■ **WORK TO COMPLETE**
Omit the pictures, please, and give each record below again exactly.

╭─ EXTRACTED MATERIAL

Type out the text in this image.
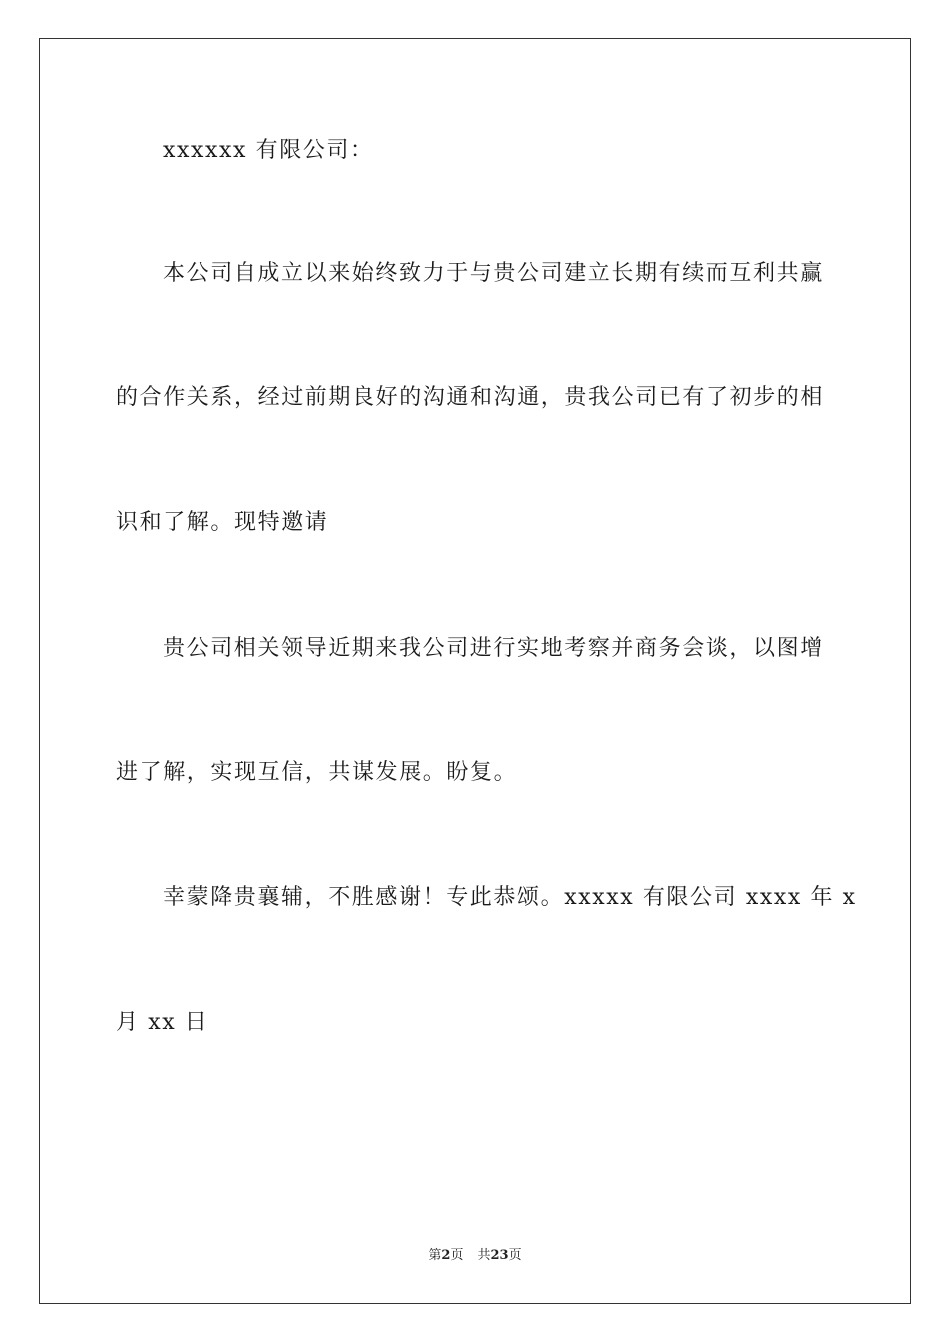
xxxxxx 有限公司：
本公司自成立以来始终致力于与贵公司建立长期有续而互利共赢
的合作关系，经过前期良好的沟通和沟通，贵我公司已有了初步的相
识和了解。现特邀请
贵公司相关领导近期来我公司进行实地考察并商务会谈，以图增
进了解，实现互信，共谋发展。盼复。
幸蒙降贵襄辅，不胜感谢！专此恭颂。xxxxx 有限公司 xxxx 年 x
月 xx 日
第2页 共23页
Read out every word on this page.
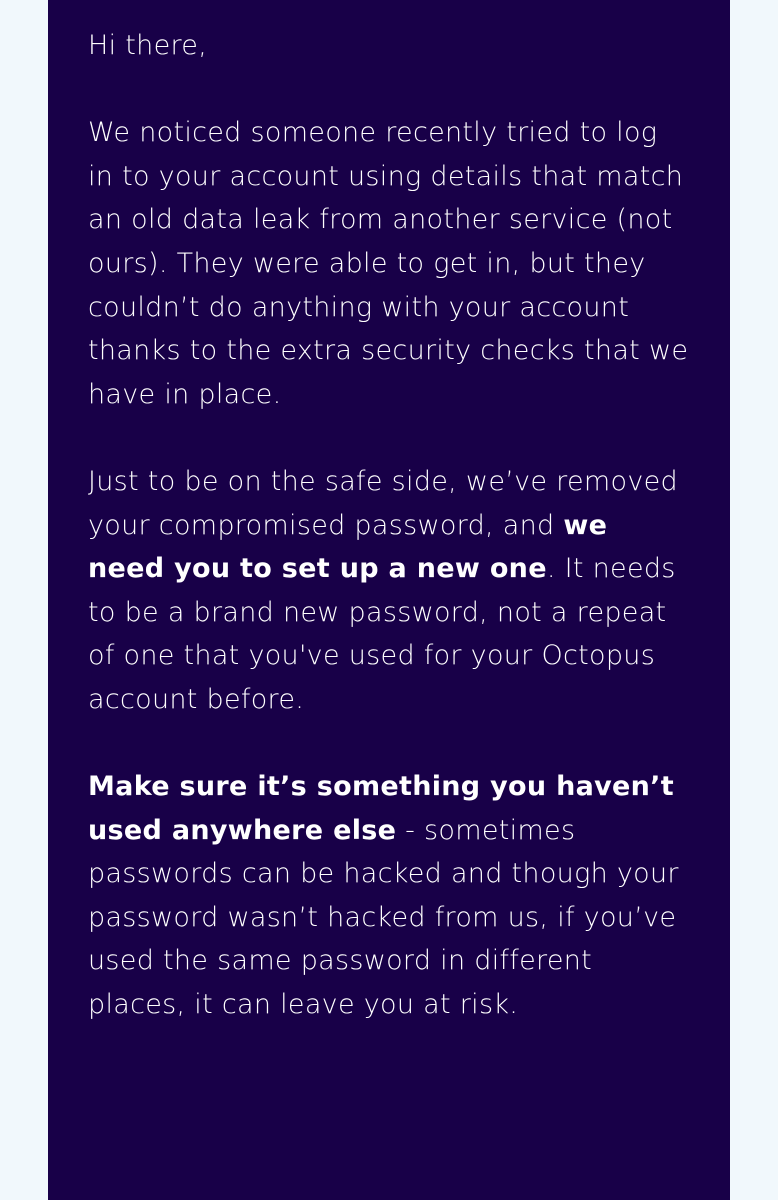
Hi there,

We noticed someone recently tried to log in to your account using details that match an old data leak from another service (not ours). They were able to get in, but they couldn’t do anything with your account thanks to the extra security checks that we have in place.

Just to be on the safe side, we’ve removed your compromised password, and we need you to set up a new one. It needs to be a brand new password, not a repeat of one that you've used for your Octopus account before.

Make sure it’s something you haven’t used anywhere else - sometimes passwords can be hacked and though your password wasn’t hacked from us, if you’ve used the same password in different places, it can leave you at risk.
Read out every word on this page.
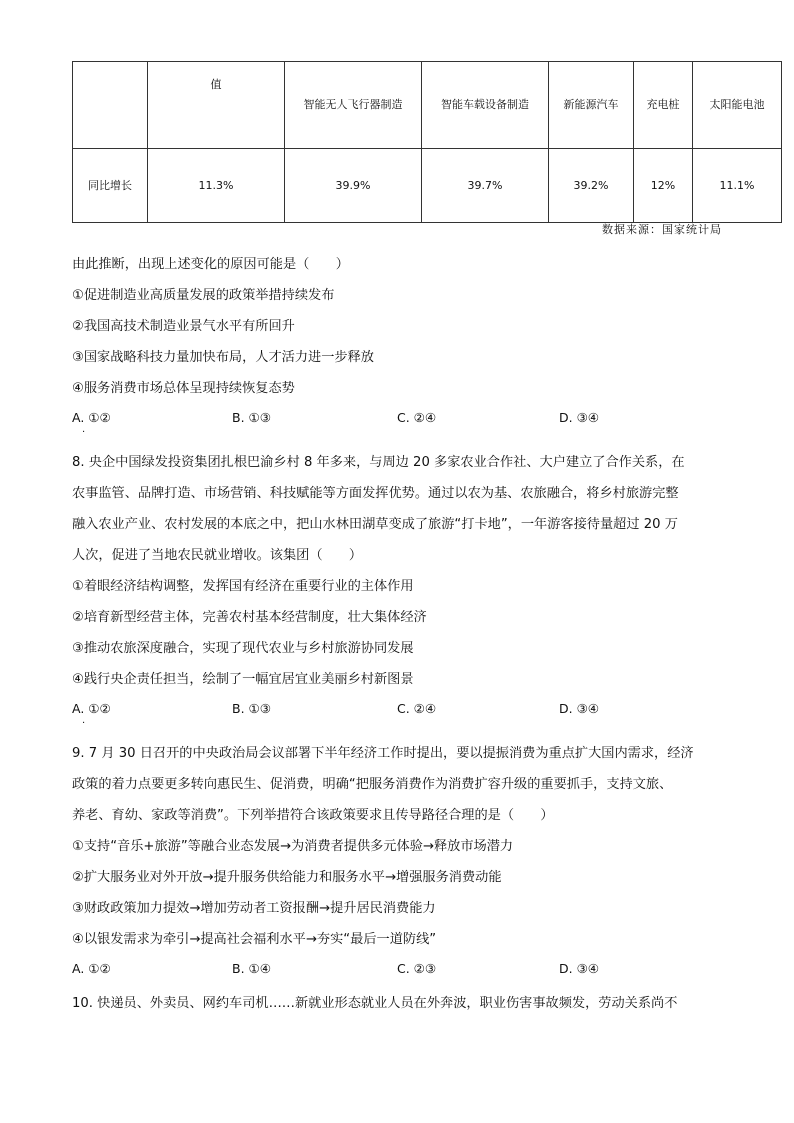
	值	智能无人飞行器制造	智能车载设备制造	新能源汽车	充电桩	太阳能电池
同比增长	11.3%	39.9%	39.7%	39.2%	12%	11.1%
数据来源：国家统计局
由此推断，出现上述变化的原因可能是（　　）
①促进制造业高质量发展的政策举措持续发布
②我国高技术制造业景气水平有所回升
③国家战略科技力量加快布局，人才活力进一步释放
④服务消费市场总体呈现持续恢复态势
A. ①②	B. ①③	C. ②④	D. ③④
.
8. 央企中国绿发投资集团扎根巴渝乡村 8 年多来，与周边 20 多家农业合作社、大户建立了合作关系，在
农事监管、品牌打造、市场营销、科技赋能等方面发挥优势。通过以农为基、农旅融合，将乡村旅游完整
融入农业产业、农村发展的本底之中，把山水林田湖草变成了旅游“打卡地”，一年游客接待量超过 20 万
人次，促进了当地农民就业增收。该集团（　　）
①着眼经济结构调整，发挥国有经济在重要行业的主体作用
②培育新型经营主体，完善农村基本经营制度，壮大集体经济
③推动农旅深度融合，实现了现代农业与乡村旅游协同发展
④践行央企责任担当，绘制了一幅宜居宜业美丽乡村新图景
A. ①②	B. ①③	C. ②④	D. ③④
.
9. 7 月 30 日召开的中央政治局会议部署下半年经济工作时提出，要以提振消费为重点扩大国内需求，经济
政策的着力点要更多转向惠民生、促消费，明确“把服务消费作为消费扩容升级的重要抓手，支持文旅、
养老、育幼、家政等消费”。下列举措符合该政策要求且传导路径合理的是（　　）
①支持“音乐+旅游”等融合业态发展→为消费者提供多元体验→释放市场潜力
②扩大服务业对外开放→提升服务供给能力和服务水平→增强服务消费动能
③财政政策加力提效→增加劳动者工资报酬→提升居民消费能力
④以银发需求为牵引→提高社会福利水平→夯实“最后一道防线”
A. ①②	B. ①④	C. ②③	D. ③④
10. 快递员、外卖员、网约车司机……新就业形态就业人员在外奔波，职业伤害事故频发，劳动关系尚不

╰─

■ **RESPONSE TO THE EXERCISE**
Type out the text in this image.
xxxxxx 有限公司：
本公司自成立以来始终致力于与贵公司建立长期有续而互利共赢
的合作关系，经过前期良好的沟通和沟通，贵我公司已有了初步的相
识和了解。现特邀请
贵公司相关领导近期来我公司进行实地考察并商务会谈，以图增
进了解，实现互信，共谋发展。盼复。
幸蒙降贵襄辅，不胜感谢！专此恭颂。xxxxx 有限公司 xxxx 年 x
月 xx 日
第2页 共23页
Read out every word on this page.
Hi there,

We noticed someone recently tried to log in to your account using details that match an old data leak from another service (not ours). They were able to get in, but they couldn’t do anything with your account thanks to the extra security checks that we have in place.

Just to be on the safe side, we’ve removed your compromised password, and we need you to set up a new one. It needs to be a brand new password, not a repeat of one that you've used for your Octopus account before.

Make sure it’s something you haven’t used anywhere else - sometimes passwords can be hacked and though your password wasn’t hacked from us, if you’ve used the same password in different places, it can leave you at risk.
Read out every word on this page.
	值	智能无人飞行器制造	智能车载设备制造	新能源汽车	充电桩	太阳能电池
同比增长	11.3%	39.9%	39.7%	39.2%	12%	11.1%
数据来源：国家统计局
由此推断，出现上述变化的原因可能是（　　）
①促进制造业高质量发展的政策举措持续发布
②我国高技术制造业景气水平有所回升
③国家战略科技力量加快布局，人才活力进一步释放
④服务消费市场总体呈现持续恢复态势
A. ①②	B. ①③	C. ②④	D. ③④
.
8. 央企中国绿发投资集团扎根巴渝乡村 8 年多来，与周边 20 多家农业合作社、大户建立了合作关系，在
农事监管、品牌打造、市场营销、科技赋能等方面发挥优势。通过以农为基、农旅融合，将乡村旅游完整
融入农业产业、农村发展的本底之中，把山水林田湖草变成了旅游“打卡地”，一年游客接待量超过 20 万
人次，促进了当地农民就业增收。该集团（　　）
①着眼经济结构调整，发挥国有经济在重要行业的主体作用
②培育新型经营主体，完善农村基本经营制度，壮大集体经济
③推动农旅深度融合，实现了现代农业与乡村旅游协同发展
④践行央企责任担当，绘制了一幅宜居宜业美丽乡村新图景
A. ①②	B. ①③	C. ②④	D. ③④
.
9. 7 月 30 日召开的中央政治局会议部署下半年经济工作时提出，要以提振消费为重点扩大国内需求，经济
政策的着力点要更多转向惠民生、促消费，明确“把服务消费作为消费扩容升级的重要抓手，支持文旅、
养老、育幼、家政等消费”。下列举措符合该政策要求且传导路径合理的是（　　）
①支持“音乐+旅游”等融合业态发展→为消费者提供多元体验→释放市场潜力
②扩大服务业对外开放→提升服务供给能力和服务水平→增强服务消费动能
③财政政策加力提效→增加劳动者工资报酬→提升居民消费能力
④以银发需求为牵引→提高社会福利水平→夯实“最后一道防线”
A. ①②	B. ①④	C. ②③	D. ③④
10. 快递员、外卖员、网约车司机……新就业形态就业人员在外奔波，职业伤害事故频发，劳动关系尚不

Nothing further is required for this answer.